-- start --
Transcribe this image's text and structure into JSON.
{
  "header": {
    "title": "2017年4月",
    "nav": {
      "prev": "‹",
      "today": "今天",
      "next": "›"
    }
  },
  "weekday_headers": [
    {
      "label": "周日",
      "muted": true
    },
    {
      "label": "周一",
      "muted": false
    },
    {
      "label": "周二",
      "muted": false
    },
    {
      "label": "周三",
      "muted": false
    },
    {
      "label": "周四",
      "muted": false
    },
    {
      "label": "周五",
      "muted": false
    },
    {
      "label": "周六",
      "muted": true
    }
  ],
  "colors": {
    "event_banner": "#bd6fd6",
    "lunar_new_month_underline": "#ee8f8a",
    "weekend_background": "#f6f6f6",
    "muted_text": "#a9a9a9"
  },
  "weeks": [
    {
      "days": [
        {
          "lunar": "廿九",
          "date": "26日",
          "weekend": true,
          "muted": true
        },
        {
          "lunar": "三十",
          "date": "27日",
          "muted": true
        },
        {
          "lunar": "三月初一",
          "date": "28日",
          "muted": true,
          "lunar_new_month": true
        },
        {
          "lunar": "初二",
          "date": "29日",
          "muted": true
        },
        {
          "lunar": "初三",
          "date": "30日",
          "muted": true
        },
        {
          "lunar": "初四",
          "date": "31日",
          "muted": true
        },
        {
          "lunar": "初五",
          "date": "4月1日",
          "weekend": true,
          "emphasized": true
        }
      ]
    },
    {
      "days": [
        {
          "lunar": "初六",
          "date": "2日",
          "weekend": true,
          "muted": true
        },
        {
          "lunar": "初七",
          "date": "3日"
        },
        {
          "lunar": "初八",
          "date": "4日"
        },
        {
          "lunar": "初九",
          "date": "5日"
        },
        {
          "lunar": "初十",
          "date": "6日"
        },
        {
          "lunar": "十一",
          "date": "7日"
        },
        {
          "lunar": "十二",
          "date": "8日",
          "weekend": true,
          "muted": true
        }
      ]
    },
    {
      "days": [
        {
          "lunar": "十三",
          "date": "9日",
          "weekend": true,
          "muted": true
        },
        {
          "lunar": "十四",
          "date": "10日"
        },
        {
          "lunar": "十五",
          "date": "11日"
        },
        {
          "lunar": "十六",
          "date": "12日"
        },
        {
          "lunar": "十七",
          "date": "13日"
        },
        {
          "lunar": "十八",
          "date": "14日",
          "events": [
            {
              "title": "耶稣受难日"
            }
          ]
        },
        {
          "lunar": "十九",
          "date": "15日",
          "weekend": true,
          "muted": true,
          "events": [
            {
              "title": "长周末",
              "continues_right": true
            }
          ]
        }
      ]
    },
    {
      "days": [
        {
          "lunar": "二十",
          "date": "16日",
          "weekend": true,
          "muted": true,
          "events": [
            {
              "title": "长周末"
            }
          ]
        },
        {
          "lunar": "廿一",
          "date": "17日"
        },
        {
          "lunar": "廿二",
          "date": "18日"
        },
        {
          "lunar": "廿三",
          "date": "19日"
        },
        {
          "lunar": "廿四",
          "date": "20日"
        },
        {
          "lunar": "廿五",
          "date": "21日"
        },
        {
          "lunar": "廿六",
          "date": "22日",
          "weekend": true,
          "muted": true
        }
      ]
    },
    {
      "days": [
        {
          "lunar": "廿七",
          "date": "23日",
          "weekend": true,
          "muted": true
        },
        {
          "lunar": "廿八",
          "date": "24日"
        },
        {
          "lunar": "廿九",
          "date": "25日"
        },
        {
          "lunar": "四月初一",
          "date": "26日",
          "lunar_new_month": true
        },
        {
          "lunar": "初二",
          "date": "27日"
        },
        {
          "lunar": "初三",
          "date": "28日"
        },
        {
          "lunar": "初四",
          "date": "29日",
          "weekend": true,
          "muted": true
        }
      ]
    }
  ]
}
-- end --
**Work instructions**
Going through the entries above line by line, work out how many lines include the word "label". Only the number is required.

**The solution**
7